### [Your objective]
Assemble all lines in which the string "计算机应用技术" appears.

### [Data rows]
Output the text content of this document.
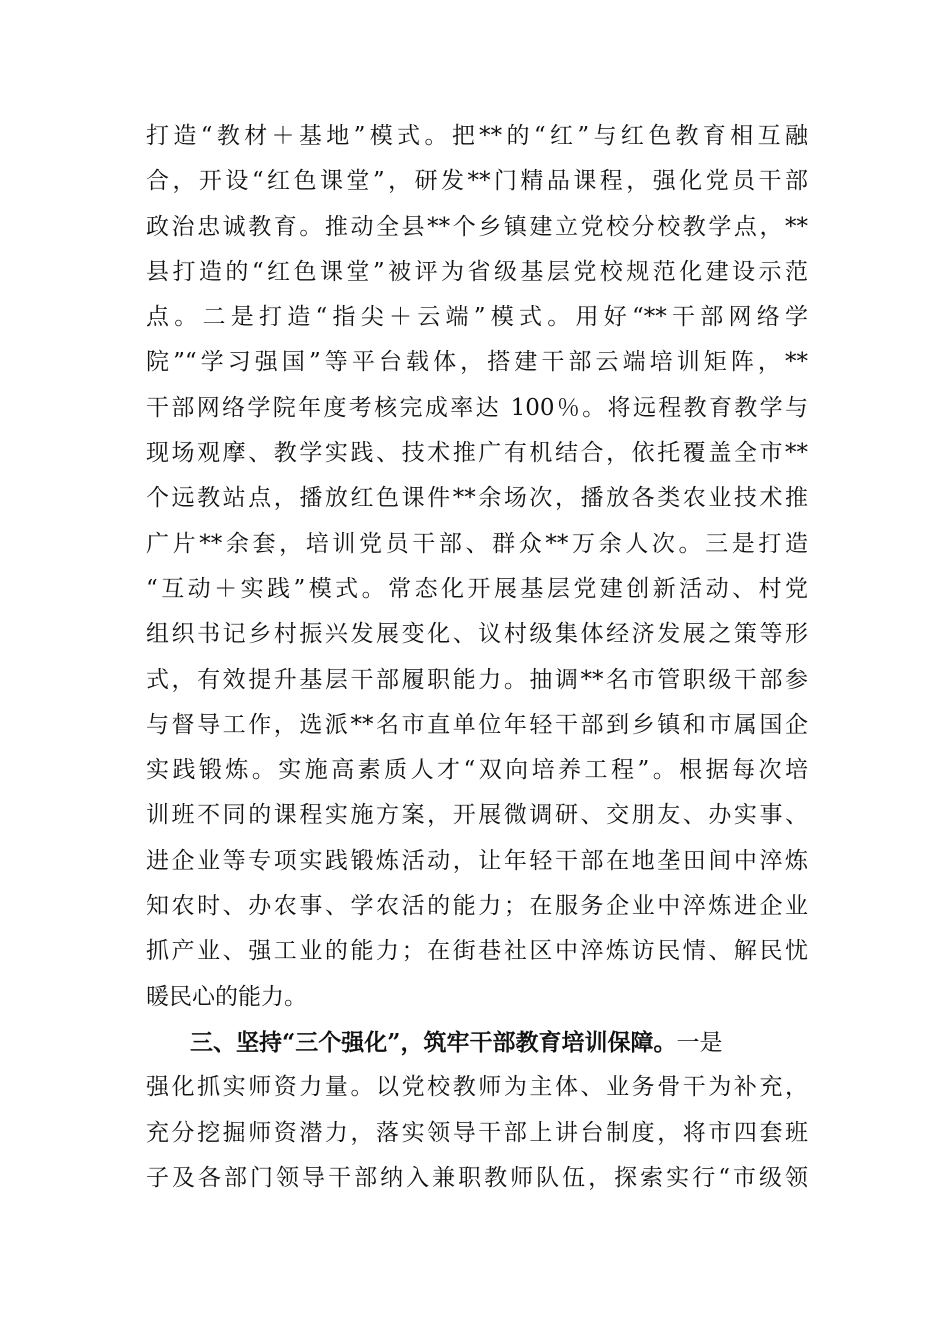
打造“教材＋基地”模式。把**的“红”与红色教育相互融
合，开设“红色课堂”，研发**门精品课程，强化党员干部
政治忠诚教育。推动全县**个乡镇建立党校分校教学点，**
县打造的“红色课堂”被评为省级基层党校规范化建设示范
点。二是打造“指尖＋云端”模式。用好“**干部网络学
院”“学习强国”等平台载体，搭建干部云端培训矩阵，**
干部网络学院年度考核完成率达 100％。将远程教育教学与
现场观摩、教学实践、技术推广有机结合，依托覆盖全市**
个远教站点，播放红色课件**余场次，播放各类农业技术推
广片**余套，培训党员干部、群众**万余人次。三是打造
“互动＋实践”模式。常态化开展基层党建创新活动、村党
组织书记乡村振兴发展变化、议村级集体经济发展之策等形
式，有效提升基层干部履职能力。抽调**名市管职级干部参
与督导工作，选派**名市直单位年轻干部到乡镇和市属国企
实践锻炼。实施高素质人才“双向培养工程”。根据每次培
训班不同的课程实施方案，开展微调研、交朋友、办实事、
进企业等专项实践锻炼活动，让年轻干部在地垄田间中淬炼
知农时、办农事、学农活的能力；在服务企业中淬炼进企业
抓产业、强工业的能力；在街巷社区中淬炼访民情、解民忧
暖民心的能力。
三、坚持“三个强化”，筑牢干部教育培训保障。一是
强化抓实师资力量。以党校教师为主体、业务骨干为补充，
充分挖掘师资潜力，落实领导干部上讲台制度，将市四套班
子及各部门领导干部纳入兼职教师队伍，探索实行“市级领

---

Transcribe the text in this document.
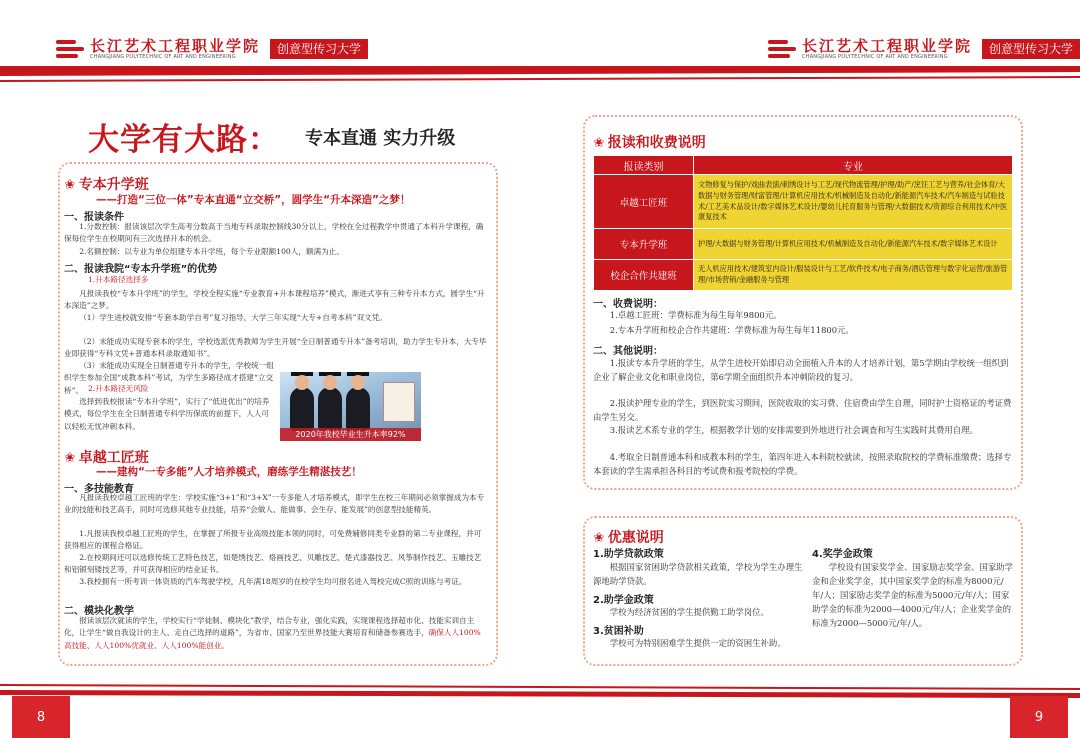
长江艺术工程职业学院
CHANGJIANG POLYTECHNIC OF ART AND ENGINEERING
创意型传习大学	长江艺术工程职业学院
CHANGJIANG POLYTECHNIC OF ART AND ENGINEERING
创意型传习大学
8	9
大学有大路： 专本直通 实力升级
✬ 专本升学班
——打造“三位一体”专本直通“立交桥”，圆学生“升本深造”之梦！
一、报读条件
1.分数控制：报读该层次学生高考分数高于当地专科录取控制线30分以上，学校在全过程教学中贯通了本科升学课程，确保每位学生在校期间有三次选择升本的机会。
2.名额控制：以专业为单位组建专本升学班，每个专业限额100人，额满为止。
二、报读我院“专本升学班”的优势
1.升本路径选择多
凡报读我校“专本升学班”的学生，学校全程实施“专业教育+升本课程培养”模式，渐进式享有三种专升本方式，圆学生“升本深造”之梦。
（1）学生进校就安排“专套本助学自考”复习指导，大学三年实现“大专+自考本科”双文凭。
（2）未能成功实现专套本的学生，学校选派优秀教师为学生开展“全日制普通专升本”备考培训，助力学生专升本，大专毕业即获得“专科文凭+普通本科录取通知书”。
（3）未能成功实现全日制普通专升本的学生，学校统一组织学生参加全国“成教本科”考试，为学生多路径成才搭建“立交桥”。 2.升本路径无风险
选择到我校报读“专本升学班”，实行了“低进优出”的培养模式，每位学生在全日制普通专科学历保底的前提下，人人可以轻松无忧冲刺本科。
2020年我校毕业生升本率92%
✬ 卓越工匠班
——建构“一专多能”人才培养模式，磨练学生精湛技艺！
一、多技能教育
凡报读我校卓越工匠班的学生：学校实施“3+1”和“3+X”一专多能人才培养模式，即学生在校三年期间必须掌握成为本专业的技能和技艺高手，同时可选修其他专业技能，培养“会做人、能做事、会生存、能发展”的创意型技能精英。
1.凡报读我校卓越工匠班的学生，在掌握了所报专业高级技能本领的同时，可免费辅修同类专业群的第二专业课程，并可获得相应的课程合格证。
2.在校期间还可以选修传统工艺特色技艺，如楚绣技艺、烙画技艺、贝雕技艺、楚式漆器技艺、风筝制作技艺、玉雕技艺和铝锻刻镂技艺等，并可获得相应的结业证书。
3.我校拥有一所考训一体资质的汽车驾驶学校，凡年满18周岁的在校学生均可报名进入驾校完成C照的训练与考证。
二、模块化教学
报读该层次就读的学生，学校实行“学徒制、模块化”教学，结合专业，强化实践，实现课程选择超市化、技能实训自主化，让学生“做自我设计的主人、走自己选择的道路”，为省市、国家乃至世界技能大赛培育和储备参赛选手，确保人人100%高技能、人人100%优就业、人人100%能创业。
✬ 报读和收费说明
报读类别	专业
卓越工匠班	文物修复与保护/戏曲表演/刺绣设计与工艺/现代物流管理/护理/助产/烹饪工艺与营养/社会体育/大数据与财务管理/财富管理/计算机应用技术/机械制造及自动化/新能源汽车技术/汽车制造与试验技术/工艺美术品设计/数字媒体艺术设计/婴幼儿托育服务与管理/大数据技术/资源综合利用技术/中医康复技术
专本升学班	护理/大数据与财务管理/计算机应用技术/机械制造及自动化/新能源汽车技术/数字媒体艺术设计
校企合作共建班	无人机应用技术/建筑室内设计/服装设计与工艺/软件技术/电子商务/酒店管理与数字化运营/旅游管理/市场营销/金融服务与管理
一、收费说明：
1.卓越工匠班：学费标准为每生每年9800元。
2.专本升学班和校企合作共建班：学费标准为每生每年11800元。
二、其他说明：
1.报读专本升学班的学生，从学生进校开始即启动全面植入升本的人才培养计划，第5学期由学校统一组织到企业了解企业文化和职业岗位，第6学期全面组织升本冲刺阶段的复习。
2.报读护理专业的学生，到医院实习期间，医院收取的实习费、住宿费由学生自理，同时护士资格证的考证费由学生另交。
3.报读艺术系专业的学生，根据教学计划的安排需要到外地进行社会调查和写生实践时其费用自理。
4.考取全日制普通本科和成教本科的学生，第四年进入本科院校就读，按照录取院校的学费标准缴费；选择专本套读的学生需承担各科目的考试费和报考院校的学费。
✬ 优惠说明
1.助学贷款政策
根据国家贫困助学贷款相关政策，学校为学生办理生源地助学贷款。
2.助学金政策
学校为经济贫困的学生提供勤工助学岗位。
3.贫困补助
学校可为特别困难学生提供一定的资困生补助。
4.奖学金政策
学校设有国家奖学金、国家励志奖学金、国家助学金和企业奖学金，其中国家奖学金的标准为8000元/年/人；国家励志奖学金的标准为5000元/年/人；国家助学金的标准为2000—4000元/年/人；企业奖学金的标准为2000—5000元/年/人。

### [Result of this task]
卓越工匠班	文物修复与保护/戏曲表演/刺绣设计与工艺/现代物流管理/护理/助产/烹饪工艺与营养/社会体育/大数据与财务管理/财富管理/计算机应用技术/机械制造及自动化/新能源汽车技术/汽车制造与试验技术/工艺美术品设计/数字媒体艺术设计/婴幼儿托育服务与管理/大数据技术/资源综合利用技术/中医康复技术
专本升学班	护理/大数据与财务管理/计算机应用技术/机械制造及自动化/新能源汽车技术/数字媒体艺术设计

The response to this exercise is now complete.